* WORK TO BE COMPLETED *
Identify every line containing the word "John" and reproduce each one.

* SUPPLIED RECORDS *
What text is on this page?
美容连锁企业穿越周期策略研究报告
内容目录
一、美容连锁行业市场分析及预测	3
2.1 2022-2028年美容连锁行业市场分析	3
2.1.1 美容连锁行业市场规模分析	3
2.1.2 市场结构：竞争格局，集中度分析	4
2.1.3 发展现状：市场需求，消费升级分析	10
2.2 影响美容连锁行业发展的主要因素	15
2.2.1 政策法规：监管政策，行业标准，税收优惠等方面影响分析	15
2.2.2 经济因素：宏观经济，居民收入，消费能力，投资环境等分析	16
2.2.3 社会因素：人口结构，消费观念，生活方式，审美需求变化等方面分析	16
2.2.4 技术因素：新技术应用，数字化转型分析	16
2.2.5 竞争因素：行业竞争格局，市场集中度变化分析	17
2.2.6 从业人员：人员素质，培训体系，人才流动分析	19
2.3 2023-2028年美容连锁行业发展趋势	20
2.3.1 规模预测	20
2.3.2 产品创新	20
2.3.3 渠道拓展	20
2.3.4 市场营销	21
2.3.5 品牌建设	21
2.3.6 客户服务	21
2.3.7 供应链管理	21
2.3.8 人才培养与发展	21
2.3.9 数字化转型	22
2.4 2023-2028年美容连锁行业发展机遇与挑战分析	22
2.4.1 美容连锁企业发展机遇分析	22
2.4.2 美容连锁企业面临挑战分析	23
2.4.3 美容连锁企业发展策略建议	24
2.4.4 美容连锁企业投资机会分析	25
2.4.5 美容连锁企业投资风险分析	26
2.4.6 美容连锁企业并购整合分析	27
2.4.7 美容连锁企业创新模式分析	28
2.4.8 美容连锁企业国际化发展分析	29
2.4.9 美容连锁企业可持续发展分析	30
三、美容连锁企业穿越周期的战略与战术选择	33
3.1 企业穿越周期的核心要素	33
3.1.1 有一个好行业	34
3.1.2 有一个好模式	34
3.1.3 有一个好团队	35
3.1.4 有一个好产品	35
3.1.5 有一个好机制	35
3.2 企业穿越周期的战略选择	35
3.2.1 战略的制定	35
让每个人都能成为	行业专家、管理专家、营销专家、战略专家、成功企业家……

...

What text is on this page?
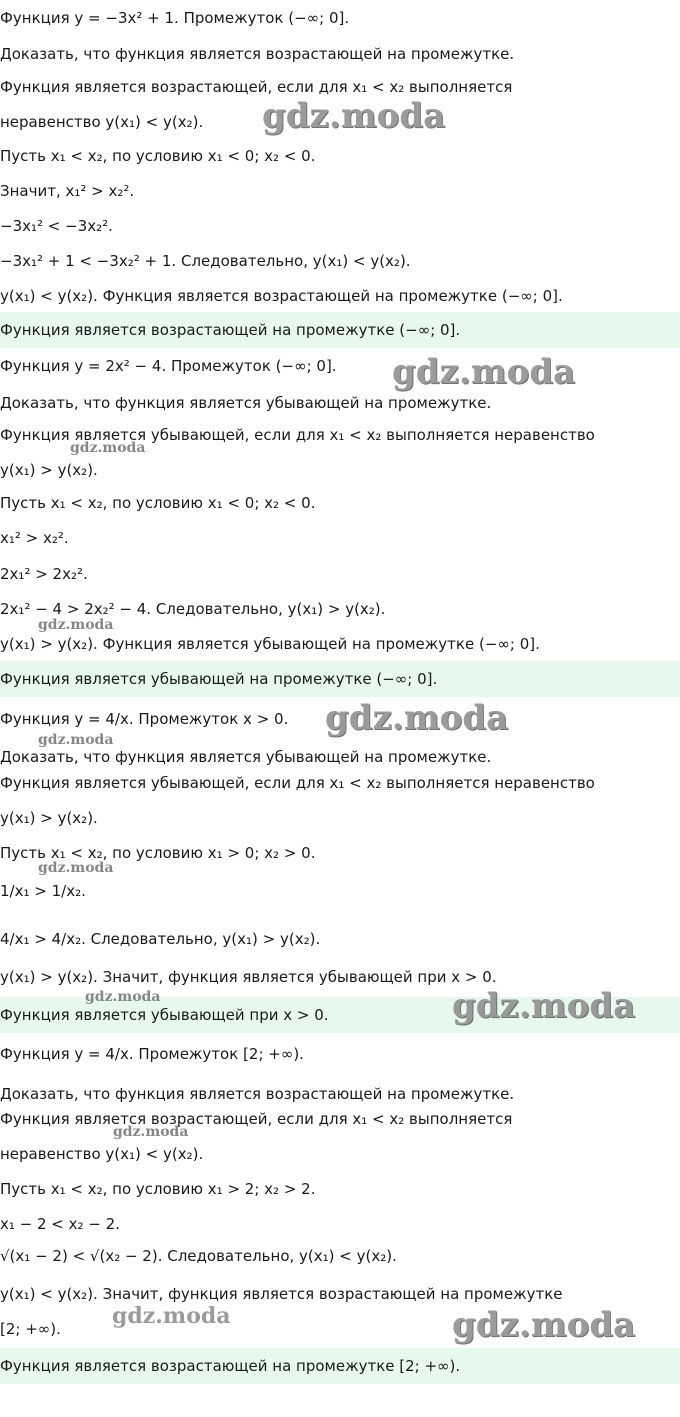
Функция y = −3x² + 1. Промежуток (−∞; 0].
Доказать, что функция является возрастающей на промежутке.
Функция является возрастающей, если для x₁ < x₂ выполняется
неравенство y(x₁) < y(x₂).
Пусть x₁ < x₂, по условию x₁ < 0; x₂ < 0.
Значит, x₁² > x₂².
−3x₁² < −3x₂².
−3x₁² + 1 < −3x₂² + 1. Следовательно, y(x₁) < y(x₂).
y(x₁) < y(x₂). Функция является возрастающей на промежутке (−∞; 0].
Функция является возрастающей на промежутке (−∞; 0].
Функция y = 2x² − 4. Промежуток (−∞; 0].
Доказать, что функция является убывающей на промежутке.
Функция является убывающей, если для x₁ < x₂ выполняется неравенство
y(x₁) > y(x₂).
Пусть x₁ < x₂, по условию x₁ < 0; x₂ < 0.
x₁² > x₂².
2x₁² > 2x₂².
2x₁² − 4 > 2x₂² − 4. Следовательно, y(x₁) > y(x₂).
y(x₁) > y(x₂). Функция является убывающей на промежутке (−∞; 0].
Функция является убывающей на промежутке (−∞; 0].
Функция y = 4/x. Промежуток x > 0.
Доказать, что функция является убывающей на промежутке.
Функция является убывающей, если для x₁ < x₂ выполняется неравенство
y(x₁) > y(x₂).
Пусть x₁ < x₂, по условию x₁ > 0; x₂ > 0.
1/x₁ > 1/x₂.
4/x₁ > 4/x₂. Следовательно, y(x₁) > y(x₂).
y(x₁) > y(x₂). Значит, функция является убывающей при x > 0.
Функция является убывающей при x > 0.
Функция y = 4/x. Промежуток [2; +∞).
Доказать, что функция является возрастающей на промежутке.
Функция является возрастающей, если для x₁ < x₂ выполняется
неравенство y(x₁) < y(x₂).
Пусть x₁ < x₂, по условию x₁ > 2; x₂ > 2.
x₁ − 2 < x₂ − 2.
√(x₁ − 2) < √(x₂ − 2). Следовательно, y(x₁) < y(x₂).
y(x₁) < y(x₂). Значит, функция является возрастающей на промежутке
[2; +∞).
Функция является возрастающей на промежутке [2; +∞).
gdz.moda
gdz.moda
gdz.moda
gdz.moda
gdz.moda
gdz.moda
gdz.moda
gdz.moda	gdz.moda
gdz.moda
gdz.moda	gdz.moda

---

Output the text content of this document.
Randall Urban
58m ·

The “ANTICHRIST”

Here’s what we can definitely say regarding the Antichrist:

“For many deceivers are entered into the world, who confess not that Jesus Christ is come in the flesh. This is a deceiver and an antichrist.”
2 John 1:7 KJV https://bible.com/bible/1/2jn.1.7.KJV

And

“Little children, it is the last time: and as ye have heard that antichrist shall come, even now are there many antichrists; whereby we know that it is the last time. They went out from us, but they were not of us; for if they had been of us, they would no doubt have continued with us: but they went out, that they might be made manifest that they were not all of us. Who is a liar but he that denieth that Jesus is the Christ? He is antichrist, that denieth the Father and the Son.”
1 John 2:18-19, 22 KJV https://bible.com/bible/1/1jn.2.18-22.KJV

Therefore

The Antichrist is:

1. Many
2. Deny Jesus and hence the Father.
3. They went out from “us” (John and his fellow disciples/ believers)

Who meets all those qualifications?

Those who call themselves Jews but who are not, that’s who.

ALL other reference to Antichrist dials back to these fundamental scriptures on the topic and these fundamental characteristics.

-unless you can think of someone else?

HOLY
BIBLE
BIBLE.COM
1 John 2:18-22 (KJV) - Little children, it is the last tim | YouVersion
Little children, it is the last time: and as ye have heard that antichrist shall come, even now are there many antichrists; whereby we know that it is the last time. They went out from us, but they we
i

* TASK SOLUTION *
2 John 1:7 KJV https://bible.com/bible/1/2jn.1.7.KJV
1 John 2:18-19, 22 KJV https://bible.com/bible/1/1jn.2.18-22.KJV
3. They went out from “us” (John and his fellow disciples/ believers)
1 John 2:18-22 (KJV) - Little children, it is the last tim | YouVersion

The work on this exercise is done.